▶ Input records:
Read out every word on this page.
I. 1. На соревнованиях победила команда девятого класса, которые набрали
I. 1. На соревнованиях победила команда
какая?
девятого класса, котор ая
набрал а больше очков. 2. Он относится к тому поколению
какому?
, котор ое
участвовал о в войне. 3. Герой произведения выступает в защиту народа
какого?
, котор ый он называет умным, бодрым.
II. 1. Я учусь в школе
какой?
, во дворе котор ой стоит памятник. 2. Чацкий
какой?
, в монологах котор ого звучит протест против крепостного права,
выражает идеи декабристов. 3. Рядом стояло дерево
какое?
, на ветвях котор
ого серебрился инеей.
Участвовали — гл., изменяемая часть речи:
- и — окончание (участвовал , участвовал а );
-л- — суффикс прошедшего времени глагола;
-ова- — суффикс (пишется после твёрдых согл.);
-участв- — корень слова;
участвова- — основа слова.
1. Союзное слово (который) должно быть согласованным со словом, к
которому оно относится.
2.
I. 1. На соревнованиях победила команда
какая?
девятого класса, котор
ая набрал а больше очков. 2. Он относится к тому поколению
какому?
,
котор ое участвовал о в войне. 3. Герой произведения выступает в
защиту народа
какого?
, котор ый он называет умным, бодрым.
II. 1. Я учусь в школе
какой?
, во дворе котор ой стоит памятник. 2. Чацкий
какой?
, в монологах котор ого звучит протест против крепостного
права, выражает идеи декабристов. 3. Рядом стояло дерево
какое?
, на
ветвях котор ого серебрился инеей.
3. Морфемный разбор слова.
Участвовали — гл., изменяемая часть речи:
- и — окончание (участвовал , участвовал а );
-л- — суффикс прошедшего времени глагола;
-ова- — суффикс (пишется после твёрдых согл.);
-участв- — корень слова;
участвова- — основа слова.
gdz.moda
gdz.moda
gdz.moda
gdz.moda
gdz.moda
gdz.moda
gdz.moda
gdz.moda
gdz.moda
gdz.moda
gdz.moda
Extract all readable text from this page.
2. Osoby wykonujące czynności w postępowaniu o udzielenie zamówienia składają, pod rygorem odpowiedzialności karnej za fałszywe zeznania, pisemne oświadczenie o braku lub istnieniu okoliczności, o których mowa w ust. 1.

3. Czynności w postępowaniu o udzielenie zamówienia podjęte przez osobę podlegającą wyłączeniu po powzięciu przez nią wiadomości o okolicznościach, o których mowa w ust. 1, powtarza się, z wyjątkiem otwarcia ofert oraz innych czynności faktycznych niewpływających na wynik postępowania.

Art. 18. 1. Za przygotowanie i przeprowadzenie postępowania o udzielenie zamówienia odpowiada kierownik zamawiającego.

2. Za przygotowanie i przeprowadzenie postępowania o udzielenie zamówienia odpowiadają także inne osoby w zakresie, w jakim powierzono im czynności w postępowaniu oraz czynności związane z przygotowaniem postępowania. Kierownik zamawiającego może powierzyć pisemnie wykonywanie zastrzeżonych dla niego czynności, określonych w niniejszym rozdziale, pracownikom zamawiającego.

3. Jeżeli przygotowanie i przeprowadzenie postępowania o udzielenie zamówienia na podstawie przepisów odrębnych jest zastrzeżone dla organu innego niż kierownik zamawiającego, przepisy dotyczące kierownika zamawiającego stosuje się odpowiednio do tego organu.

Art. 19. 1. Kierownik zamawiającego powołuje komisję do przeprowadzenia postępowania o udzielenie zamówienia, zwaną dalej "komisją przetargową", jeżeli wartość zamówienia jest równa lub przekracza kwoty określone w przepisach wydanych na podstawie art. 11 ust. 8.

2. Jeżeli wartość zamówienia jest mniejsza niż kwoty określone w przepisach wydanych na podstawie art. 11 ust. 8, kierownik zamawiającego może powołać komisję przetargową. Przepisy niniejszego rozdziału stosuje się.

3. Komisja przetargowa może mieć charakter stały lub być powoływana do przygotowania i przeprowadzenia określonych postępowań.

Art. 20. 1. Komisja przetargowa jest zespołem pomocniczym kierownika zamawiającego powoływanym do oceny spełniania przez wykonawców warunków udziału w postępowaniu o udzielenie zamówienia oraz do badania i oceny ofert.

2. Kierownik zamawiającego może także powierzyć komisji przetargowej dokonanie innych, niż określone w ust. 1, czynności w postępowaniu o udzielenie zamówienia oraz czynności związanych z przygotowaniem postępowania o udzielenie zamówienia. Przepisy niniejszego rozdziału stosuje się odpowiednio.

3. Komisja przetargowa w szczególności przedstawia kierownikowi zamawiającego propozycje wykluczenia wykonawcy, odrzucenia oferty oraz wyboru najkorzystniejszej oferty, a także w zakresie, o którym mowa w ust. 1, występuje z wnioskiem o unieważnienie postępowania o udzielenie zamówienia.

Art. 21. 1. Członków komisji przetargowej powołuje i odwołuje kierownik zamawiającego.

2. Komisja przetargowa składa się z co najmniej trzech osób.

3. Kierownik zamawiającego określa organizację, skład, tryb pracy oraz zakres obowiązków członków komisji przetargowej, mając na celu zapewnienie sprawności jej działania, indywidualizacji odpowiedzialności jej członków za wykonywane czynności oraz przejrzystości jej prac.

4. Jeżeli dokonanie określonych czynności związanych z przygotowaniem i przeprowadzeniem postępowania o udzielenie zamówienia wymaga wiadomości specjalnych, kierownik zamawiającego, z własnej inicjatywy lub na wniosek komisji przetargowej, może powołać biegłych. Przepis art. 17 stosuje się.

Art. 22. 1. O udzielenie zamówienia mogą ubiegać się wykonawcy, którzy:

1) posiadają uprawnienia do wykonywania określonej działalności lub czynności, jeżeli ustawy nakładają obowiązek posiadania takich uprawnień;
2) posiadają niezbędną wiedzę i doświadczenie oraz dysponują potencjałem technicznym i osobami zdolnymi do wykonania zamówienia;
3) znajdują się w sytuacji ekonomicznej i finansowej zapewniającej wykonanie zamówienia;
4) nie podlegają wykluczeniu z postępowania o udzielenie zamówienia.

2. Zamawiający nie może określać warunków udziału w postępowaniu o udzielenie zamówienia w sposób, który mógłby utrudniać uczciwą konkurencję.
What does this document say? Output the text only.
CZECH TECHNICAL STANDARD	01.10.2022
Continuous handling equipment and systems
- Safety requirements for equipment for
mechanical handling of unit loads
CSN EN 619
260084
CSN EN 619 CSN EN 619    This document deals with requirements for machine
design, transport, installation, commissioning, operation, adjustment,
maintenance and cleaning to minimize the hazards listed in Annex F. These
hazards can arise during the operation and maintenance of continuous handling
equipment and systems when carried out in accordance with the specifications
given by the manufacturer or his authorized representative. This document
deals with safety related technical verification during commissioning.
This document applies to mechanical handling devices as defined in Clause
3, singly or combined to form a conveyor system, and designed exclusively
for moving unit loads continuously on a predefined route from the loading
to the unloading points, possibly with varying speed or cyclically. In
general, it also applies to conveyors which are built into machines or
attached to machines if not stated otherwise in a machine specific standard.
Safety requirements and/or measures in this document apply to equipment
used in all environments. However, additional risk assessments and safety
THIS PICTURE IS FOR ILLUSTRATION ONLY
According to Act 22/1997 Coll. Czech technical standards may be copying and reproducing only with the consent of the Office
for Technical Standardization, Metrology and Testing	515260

▶ Your goal: Write the material out exactly, with nothing left out.

▶ The result:
Read out every word on this page.
I. 1. На соревнованиях победила команда девятого класса, которые набрали
I. 1. На соревнованиях победила команда
какая?
девятого класса, котор ая
набрал а больше очков. 2. Он относится к тому поколению
какому?
, котор ое
участвовал о в войне. 3. Герой произведения выступает в защиту народа
какого?
, котор ый он называет умным, бодрым.
II. 1. Я учусь в школе
какой?
, во дворе котор ой стоит памятник. 2. Чацкий
какой?
, в монологах котор ого звучит протест против крепостного права,
выражает идеи декабристов. 3. Рядом стояло дерево
какое?
, на ветвях котор
ого серебрился инеей.
Участвовали — гл., изменяемая часть речи:
- и — окончание (участвовал , участвовал а );
-л- — суффикс прошедшего времени глагола;
-ова- — суффикс (пишется после твёрдых согл.);
-участв- — корень слова;
участвова- — основа слова.
1. Союзное слово (который) должно быть согласованным со словом, к
которому оно относится.
2.
I. 1. На соревнованиях победила команда
какая?
девятого класса, котор
ая набрал а больше очков. 2. Он относится к тому поколению
какому?
,
котор ое участвовал о в войне. 3. Герой произведения выступает в
защиту народа
какого?
, котор ый он называет умным, бодрым.
II. 1. Я учусь в школе
какой?
, во дворе котор ой стоит памятник. 2. Чацкий
какой?
, в монологах котор ого звучит протест против крепостного
права, выражает идеи декабристов. 3. Рядом стояло дерево
какое?
, на
ветвях котор ого серебрился инеей.
3. Морфемный разбор слова.
Участвовали — гл., изменяемая часть речи:
- и — окончание (участвовал , участвовал а );
-л- — суффикс прошедшего времени глагола;
-ова- — суффикс (пишется после твёрдых согл.);
-участв- — корень слова;
участвова- — основа слова.
gdz.moda
gdz.moda
gdz.moda
gdz.moda
gdz.moda
gdz.moda
gdz.moda
gdz.moda
gdz.moda
gdz.moda
gdz.moda
Extract all readable text from this page.
2. Osoby wykonujące czynności w postępowaniu o udzielenie zamówienia składają, pod rygorem odpowiedzialności karnej za fałszywe zeznania, pisemne oświadczenie o braku lub istnieniu okoliczności, o których mowa w ust. 1.

3. Czynności w postępowaniu o udzielenie zamówienia podjęte przez osobę podlegającą wyłączeniu po powzięciu przez nią wiadomości o okolicznościach, o których mowa w ust. 1, powtarza się, z wyjątkiem otwarcia ofert oraz innych czynności faktycznych niewpływających na wynik postępowania.

Art. 18. 1. Za przygotowanie i przeprowadzenie postępowania o udzielenie zamówienia odpowiada kierownik zamawiającego.

2. Za przygotowanie i przeprowadzenie postępowania o udzielenie zamówienia odpowiadają także inne osoby w zakresie, w jakim powierzono im czynności w postępowaniu oraz czynności związane z przygotowaniem postępowania. Kierownik zamawiającego może powierzyć pisemnie wykonywanie zastrzeżonych dla niego czynności, określonych w niniejszym rozdziale, pracownikom zamawiającego.

3. Jeżeli przygotowanie i przeprowadzenie postępowania o udzielenie zamówienia na podstawie przepisów odrębnych jest zastrzeżone dla organu innego niż kierownik zamawiającego, przepisy dotyczące kierownika zamawiającego stosuje się odpowiednio do tego organu.

Art. 19. 1. Kierownik zamawiającego powołuje komisję do przeprowadzenia postępowania o udzielenie zamówienia, zwaną dalej "komisją przetargową", jeżeli wartość zamówienia jest równa lub przekracza kwoty określone w przepisach wydanych na podstawie art. 11 ust. 8.

2. Jeżeli wartość zamówienia jest mniejsza niż kwoty określone w przepisach wydanych na podstawie art. 11 ust. 8, kierownik zamawiającego może powołać komisję przetargową. Przepisy niniejszego rozdziału stosuje się.

3. Komisja przetargowa może mieć charakter stały lub być powoływana do przygotowania i przeprowadzenia określonych postępowań.

Art. 20. 1. Komisja przetargowa jest zespołem pomocniczym kierownika zamawiającego powoływanym do oceny spełniania przez wykonawców warunków udziału w postępowaniu o udzielenie zamówienia oraz do badania i oceny ofert.

2. Kierownik zamawiającego może także powierzyć komisji przetargowej dokonanie innych, niż określone w ust. 1, czynności w postępowaniu o udzielenie zamówienia oraz czynności związanych z przygotowaniem postępowania o udzielenie zamówienia. Przepisy niniejszego rozdziału stosuje się odpowiednio.

3. Komisja przetargowa w szczególności przedstawia kierownikowi zamawiającego propozycje wykluczenia wykonawcy, odrzucenia oferty oraz wyboru najkorzystniejszej oferty, a także w zakresie, o którym mowa w ust. 1, występuje z wnioskiem o unieważnienie postępowania o udzielenie zamówienia.

Art. 21. 1. Członków komisji przetargowej powołuje i odwołuje kierownik zamawiającego.

2. Komisja przetargowa składa się z co najmniej trzech osób.

3. Kierownik zamawiającego określa organizację, skład, tryb pracy oraz zakres obowiązków członków komisji przetargowej, mając na celu zapewnienie sprawności jej działania, indywidualizacji odpowiedzialności jej członków za wykonywane czynności oraz przejrzystości jej prac.

4. Jeżeli dokonanie określonych czynności związanych z przygotowaniem i przeprowadzeniem postępowania o udzielenie zamówienia wymaga wiadomości specjalnych, kierownik zamawiającego, z własnej inicjatywy lub na wniosek komisji przetargowej, może powołać biegłych. Przepis art. 17 stosuje się.

Art. 22. 1. O udzielenie zamówienia mogą ubiegać się wykonawcy, którzy:

1) posiadają uprawnienia do wykonywania określonej działalności lub czynności, jeżeli ustawy nakładają obowiązek posiadania takich uprawnień;
2) posiadają niezbędną wiedzę i doświadczenie oraz dysponują potencjałem technicznym i osobami zdolnymi do wykonania zamówienia;
3) znajdują się w sytuacji ekonomicznej i finansowej zapewniającej wykonanie zamówienia;
4) nie podlegają wykluczeniu z postępowania o udzielenie zamówienia.

2. Zamawiający nie może określać warunków udziału w postępowaniu o udzielenie zamówienia w sposób, który mógłby utrudniać uczciwą konkurencję.
What does this document say? Output the text only.
CZECH TECHNICAL STANDARD	01.10.2022
Continuous handling equipment and systems
- Safety requirements for equipment for
mechanical handling of unit loads
CSN EN 619
260084
CSN EN 619 CSN EN 619    This document deals with requirements for machine
design, transport, installation, commissioning, operation, adjustment,
maintenance and cleaning to minimize the hazards listed in Annex F. These
hazards can arise during the operation and maintenance of continuous handling
equipment and systems when carried out in accordance with the specifications
given by the manufacturer or his authorized representative. This document
deals with safety related technical verification during commissioning.
This document applies to mechanical handling devices as defined in Clause
3, singly or combined to form a conveyor system, and designed exclusively
for moving unit loads continuously on a predefined route from the loading
to the unloading points, possibly with varying speed or cyclically. In
general, it also applies to conveyors which are built into machines or
attached to machines if not stated otherwise in a machine specific standard.
Safety requirements and/or measures in this document apply to equipment
used in all environments. However, additional risk assessments and safety
THIS PICTURE IS FOR ILLUSTRATION ONLY
According to Act 22/1997 Coll. Czech technical standards may be copying and reproducing only with the consent of the Office
for Technical Standardization, Metrology and Testing	515260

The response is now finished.